**TASK DIRECTIONS:** An exact copy of the records is required, minus the pictures they hold.

**GIVEN ENTRIES:**
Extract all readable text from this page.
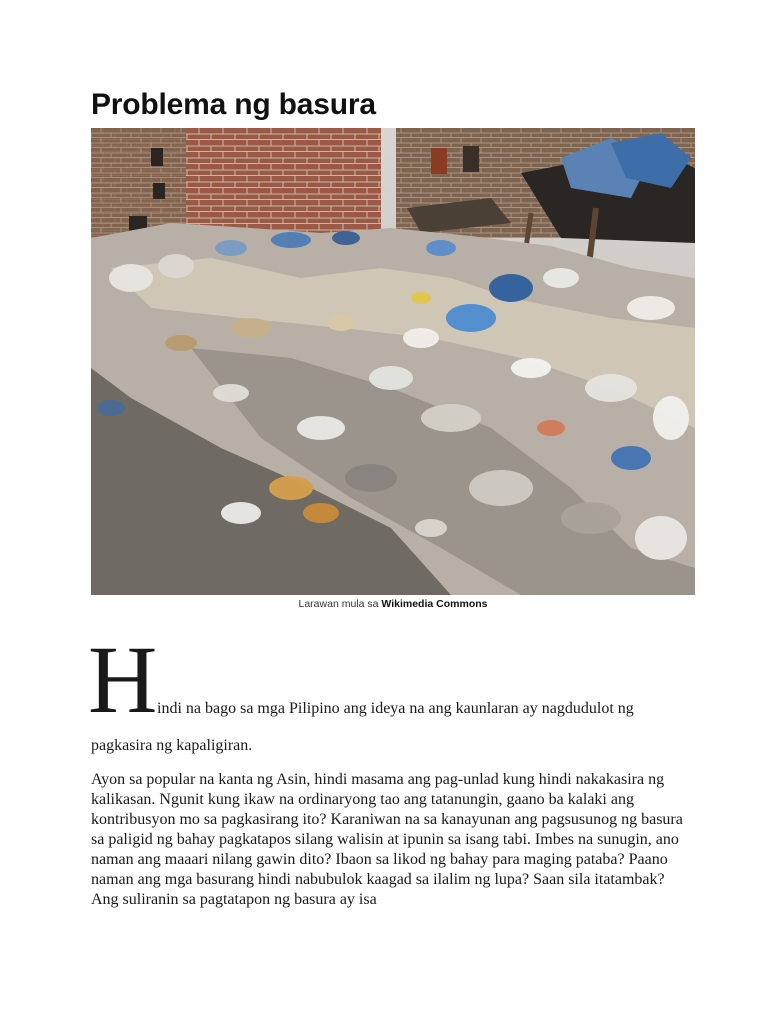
Problema ng basura
Larawan mula sa Wikimedia Commons
H indi na bago sa mga Pilipino ang ideya na ang kaunlaran ay nagdudulot ng
pagkasira ng kapaligiran.

Ayon sa popular na kanta ng Asin, hindi masama ang pag-unlad kung hindi nakakasira ng kalikasan. Ngunit kung ikaw na ordinaryong tao ang tatanungin, gaano ba kalaki ang kontribusyon mo sa pagkasirang ito? Karaniwan na sa kanayunan ang pagsusunog ng basura sa paligid ng bahay pagkatapos silang walisin at ipunin sa isang tabi. Imbes na sunugin, ano naman ang maaari nilang gawin dito? Ibaon sa likod ng bahay para maging pataba? Paano naman ang mga basurang hindi nabubulok kaagad sa ilalim ng lupa? Saan sila itatambak? Ang suliranin sa pagtatapon ng basura ay isa
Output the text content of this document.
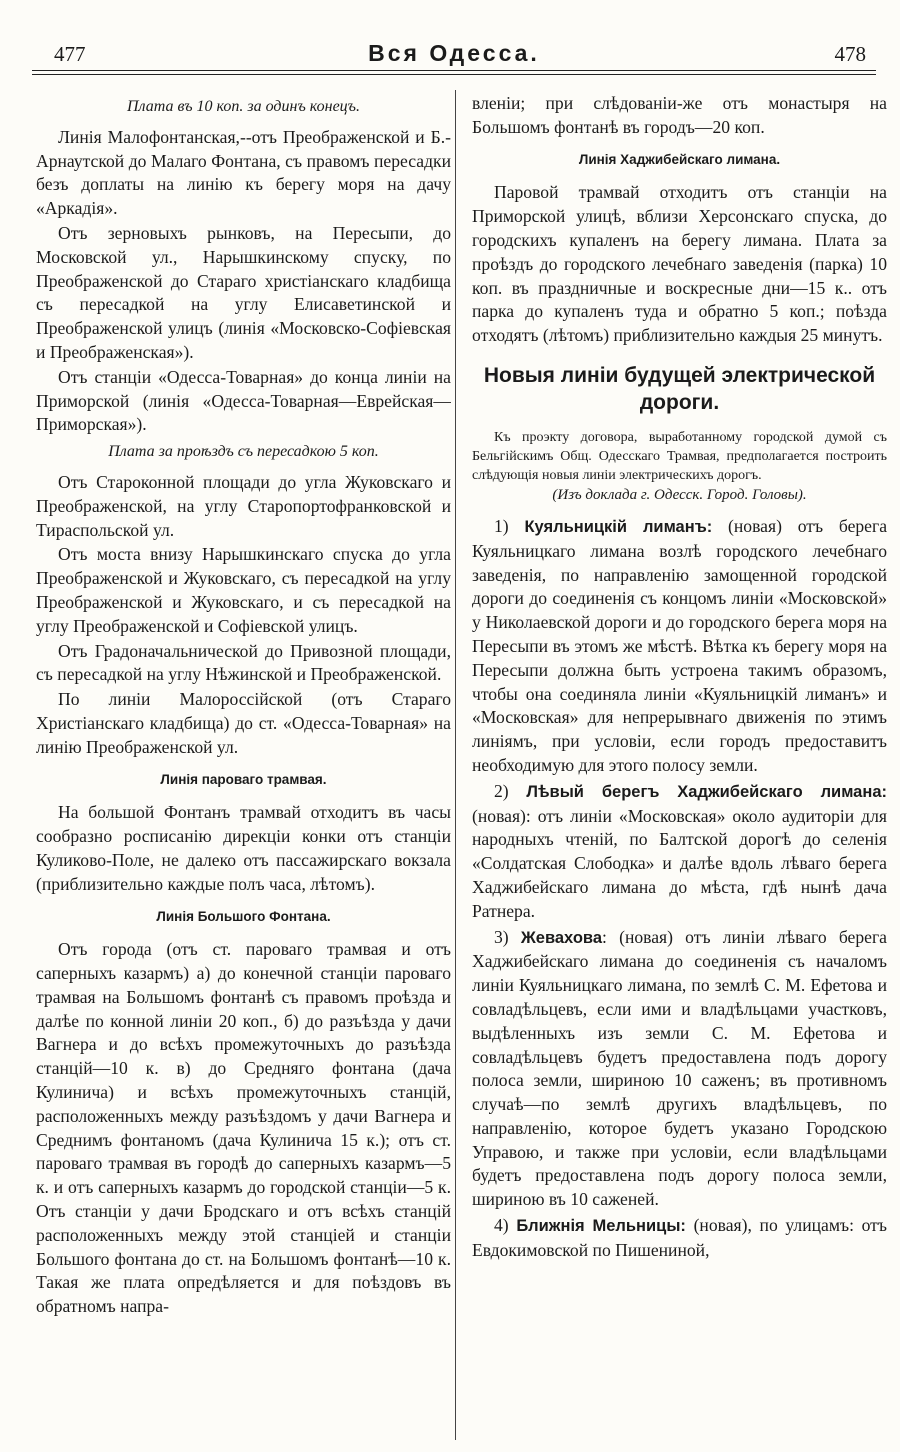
477	Вся Одесса.	478

Плата въ 10 коп. за одинъ конецъ.

Линія Малофонтанская,--отъ Преображенской и Б.-Арнаутской до Малаго Фонтана, съ правомъ пересадки безъ доплаты на линію къ берегу моря на дачу «Аркадія».

Отъ зерновыхъ рынковъ, на Пересыпи, до Московской ул., Нарышкинскому спуску, по Преображенской до Стараго христіанскаго кладбища съ пересадкой на углу Елисаветинской и Преображенской улицъ (линія «Московско-Софіевская и Преображенская»).

Отъ станціи «Одесса-Товарная» до конца линіи на Приморской (линія «Одесса-Товарная—Еврейская—Приморская»).

Плата за проѣздъ съ пересадкою 5 коп.

Отъ Староконной площади до угла Жуковскаго и Преображенской, на углу Старопортофранковской и Тираспольской ул.

Отъ моста внизу Нарышкинскаго спуска до угла Преображенской и Жуковскаго, съ пересадкой на углу Преображенской и Жуковскаго, и съ пересадкой на углу Преображенской и Софіевской улицъ.

Отъ Градоначальнической до Привозной площади, съ пересадкой на углу Нѣжинской и Преображенской.

По линіи Малороссійской (отъ Стараго Христіанскаго кладбища) до ст. «Одесса-Товарная» на линію Преображенской ул.

Линія пароваго трамвая.

На большой Фонтанъ трамвай отходитъ въ часы сообразно росписанію дирекціи конки отъ станціи Куликово-Поле, не далеко отъ пассажирскаго вокзала (приблизительно каждые полъ часа, лѣтомъ).

Линія Большого Фонтана.

Отъ города (отъ ст. пароваго трамвая и отъ саперныхъ казармъ) а) до конечной станціи пароваго трамвая на Большомъ фонтанѣ съ правомъ проѣзда и далѣе по конной линіи 20 коп., б) до разъѣзда у дачи Вагнера и до всѣхъ промежуточныхъ до разъѣзда станцій—10 к. в) до Средняго фонтана (дача Кулинича) и всѣхъ промежуточныхъ станцій, расположенныхъ между разъѣздомъ у дачи Вагнера и Среднимъ фонтаномъ (дача Кулинича 15 к.); отъ ст. пароваго трамвая въ городѣ до саперныхъ казармъ—5 к. и отъ саперныхъ казармъ до городской станціи—5 к. Отъ станціи у дачи Бродскаго и отъ всѣхъ станцій расположенныхъ между этой станціей и станціи Большого фонтана до ст. на Большомъ фонтанѣ—10 к. Такая же плата опредѣляется и для поѣздовъ въ обратномъ напра-

вленіи; при слѣдованіи-же отъ монастыря на Большомъ фонтанѣ въ городъ—20 коп.

Линія Хаджибейскаго лимана.

Паровой трамвай отходитъ отъ станціи на Приморской улицѣ, вблизи Херсонскаго спуска, до городскихъ купаленъ на берегу лимана. Плата за проѣздъ до городского лечебнаго заведенія (парка) 10 коп. въ праздничные и воскресные дни—15 к.. отъ парка до купаленъ туда и обратно 5 коп.; поѣзда отходятъ (лѣтомъ) приблизительно каждыя 25 минутъ.

Новыя линіи будущей электрической дороги.

Къ проэкту договора, выработанному городской думой съ Бельгійскимъ Общ. Одесскаго Трамвая, предполагается построить слѣдующія новыя линіи электрическихъ дорогъ.

(Изъ доклада г. Одесск. Город. Головы).

1) Куяльницкій лиманъ: (новая) отъ берега Куяльницкаго лимана возлѣ городского лечебнаго заведенія, по направленію замощенной городской дороги до соединенія съ концомъ линіи «Московской» у Николаевской дороги и до городского берега моря на Пересыпи въ этомъ же мѣстѣ. Вѣтка къ берегу моря на Пересыпи должна быть устроена такимъ образомъ, чтобы она соединяла линіи «Куяльницкій лиманъ» и «Московская» для непрерывнаго движенія по этимъ линіямъ, при условіи, если городъ предоставитъ необходимую для этого полосу земли.

2) Лѣвый берегъ Хаджибейскаго лимана: (новая): отъ линіи «Московская» около аудиторіи для народныхъ чтеній, по Балтской дорогѣ до селенія «Солдатская Слободка» и далѣе вдоль лѣваго берега Хаджибейскаго лимана до мѣста, гдѣ нынѣ дача Ратнера.

3) Жевахова: (новая) отъ линіи лѣваго берега Хаджибейскаго лимана до соединенія съ началомъ линіи Куяльницкаго лимана, по землѣ С. М. Ефетова и совладѣльцевъ, если ими и владѣльцами участковъ, выдѣленныхъ изъ земли С. М. Ефетова и совладѣльцевъ будетъ предоставлена подъ дорогу полоса земли, шириною 10 саженъ; въ противномъ случаѣ—по землѣ другихъ владѣльцевъ, по направленію, которое будетъ указано Городскою Управою, и также при условіи, если владѣльцами будетъ предоставлена подъ дорогу полоса земли, шириною въ 10 саженей.

4) Ближнія Мельницы: (новая), по улицамъ: отъ Евдокимовской по Пишениной,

**WRITTEN ANSWER:**
Extract all readable text from this page.
Problema ng basura
Larawan mula sa Wikimedia Commons
H indi na bago sa mga Pilipino ang ideya na ang kaunlaran ay nagdudulot ng
pagkasira ng kapaligiran.

Ayon sa popular na kanta ng Asin, hindi masama ang pag-unlad kung hindi nakakasira ng kalikasan. Ngunit kung ikaw na ordinaryong tao ang tatanungin, gaano ba kalaki ang kontribusyon mo sa pagkasirang ito? Karaniwan na sa kanayunan ang pagsusunog ng basura sa paligid ng bahay pagkatapos silang walisin at ipunin sa isang tabi. Imbes na sunugin, ano naman ang maaari nilang gawin dito? Ibaon sa likod ng bahay para maging pataba? Paano naman ang mga basurang hindi nabubulok kaagad sa ilalim ng lupa? Saan sila itatambak? Ang suliranin sa pagtatapon ng basura ay isa
Output the text content of this document.
477	Вся Одесса.	478

Плата въ 10 коп. за одинъ конецъ.

Линія Малофонтанская,--отъ Преображенской и Б.-Арнаутской до Малаго Фонтана, съ правомъ пересадки безъ доплаты на линію къ берегу моря на дачу «Аркадія».

Отъ зерновыхъ рынковъ, на Пересыпи, до Московской ул., Нарышкинскому спуску, по Преображенской до Стараго христіанскаго кладбища съ пересадкой на углу Елисаветинской и Преображенской улицъ (линія «Московско-Софіевская и Преображенская»).

Отъ станціи «Одесса-Товарная» до конца линіи на Приморской (линія «Одесса-Товарная—Еврейская—Приморская»).

Плата за проѣздъ съ пересадкою 5 коп.

Отъ Староконной площади до угла Жуковскаго и Преображенской, на углу Старопортофранковской и Тираспольской ул.

Отъ моста внизу Нарышкинскаго спуска до угла Преображенской и Жуковскаго, съ пересадкой на углу Преображенской и Жуковскаго, и съ пересадкой на углу Преображенской и Софіевской улицъ.

Отъ Градоначальнической до Привозной площади, съ пересадкой на углу Нѣжинской и Преображенской.

По линіи Малороссійской (отъ Стараго Христіанскаго кладбища) до ст. «Одесса-Товарная» на линію Преображенской ул.

Линія пароваго трамвая.

На большой Фонтанъ трамвай отходитъ въ часы сообразно росписанію дирекціи конки отъ станціи Куликово-Поле, не далеко отъ пассажирскаго вокзала (приблизительно каждые полъ часа, лѣтомъ).

Линія Большого Фонтана.

Отъ города (отъ ст. пароваго трамвая и отъ саперныхъ казармъ) а) до конечной станціи пароваго трамвая на Большомъ фонтанѣ съ правомъ проѣзда и далѣе по конной линіи 20 коп., б) до разъѣзда у дачи Вагнера и до всѣхъ промежуточныхъ до разъѣзда станцій—10 к. в) до Средняго фонтана (дача Кулинича) и всѣхъ промежуточныхъ станцій, расположенныхъ между разъѣздомъ у дачи Вагнера и Среднимъ фонтаномъ (дача Кулинича 15 к.); отъ ст. пароваго трамвая въ городѣ до саперныхъ казармъ—5 к. и отъ саперныхъ казармъ до городской станціи—5 к. Отъ станціи у дачи Бродскаго и отъ всѣхъ станцій расположенныхъ между этой станціей и станціи Большого фонтана до ст. на Большомъ фонтанѣ—10 к. Такая же плата опредѣляется и для поѣздовъ въ обратномъ напра-

вленіи; при слѣдованіи-же отъ монастыря на Большомъ фонтанѣ въ городъ—20 коп.

Линія Хаджибейскаго лимана.

Паровой трамвай отходитъ отъ станціи на Приморской улицѣ, вблизи Херсонскаго спуска, до городскихъ купаленъ на берегу лимана. Плата за проѣздъ до городского лечебнаго заведенія (парка) 10 коп. въ праздничные и воскресные дни—15 к.. отъ парка до купаленъ туда и обратно 5 коп.; поѣзда отходятъ (лѣтомъ) приблизительно каждыя 25 минутъ.

Новыя линіи будущей электрической дороги.

Къ проэкту договора, выработанному городской думой съ Бельгійскимъ Общ. Одесскаго Трамвая, предполагается построить слѣдующія новыя линіи электрическихъ дорогъ.

(Изъ доклада г. Одесск. Город. Головы).

1) Куяльницкій лиманъ: (новая) отъ берега Куяльницкаго лимана возлѣ городского лечебнаго заведенія, по направленію замощенной городской дороги до соединенія съ концомъ линіи «Московской» у Николаевской дороги и до городского берега моря на Пересыпи въ этомъ же мѣстѣ. Вѣтка къ берегу моря на Пересыпи должна быть устроена такимъ образомъ, чтобы она соединяла линіи «Куяльницкій лиманъ» и «Московская» для непрерывнаго движенія по этимъ линіямъ, при условіи, если городъ предоставитъ необходимую для этого полосу земли.

2) Лѣвый берегъ Хаджибейскаго лимана: (новая): отъ линіи «Московская» около аудиторіи для народныхъ чтеній, по Балтской дорогѣ до селенія «Солдатская Слободка» и далѣе вдоль лѣваго берега Хаджибейскаго лимана до мѣста, гдѣ нынѣ дача Ратнера.

3) Жевахова: (новая) отъ линіи лѣваго берега Хаджибейскаго лимана до соединенія съ началомъ линіи Куяльницкаго лимана, по землѣ С. М. Ефетова и совладѣльцевъ, если ими и владѣльцами участковъ, выдѣленныхъ изъ земли С. М. Ефетова и совладѣльцевъ будетъ предоставлена подъ дорогу полоса земли, шириною 10 саженъ; въ противномъ случаѣ—по землѣ другихъ владѣльцевъ, по направленію, которое будетъ указано Городскою Управою, и также при условіи, если владѣльцами будетъ предоставлена подъ дорогу полоса земли, шириною въ 10 саженей.

4) Ближнія Мельницы: (новая), по улицамъ: отъ Евдокимовской по Пишениной,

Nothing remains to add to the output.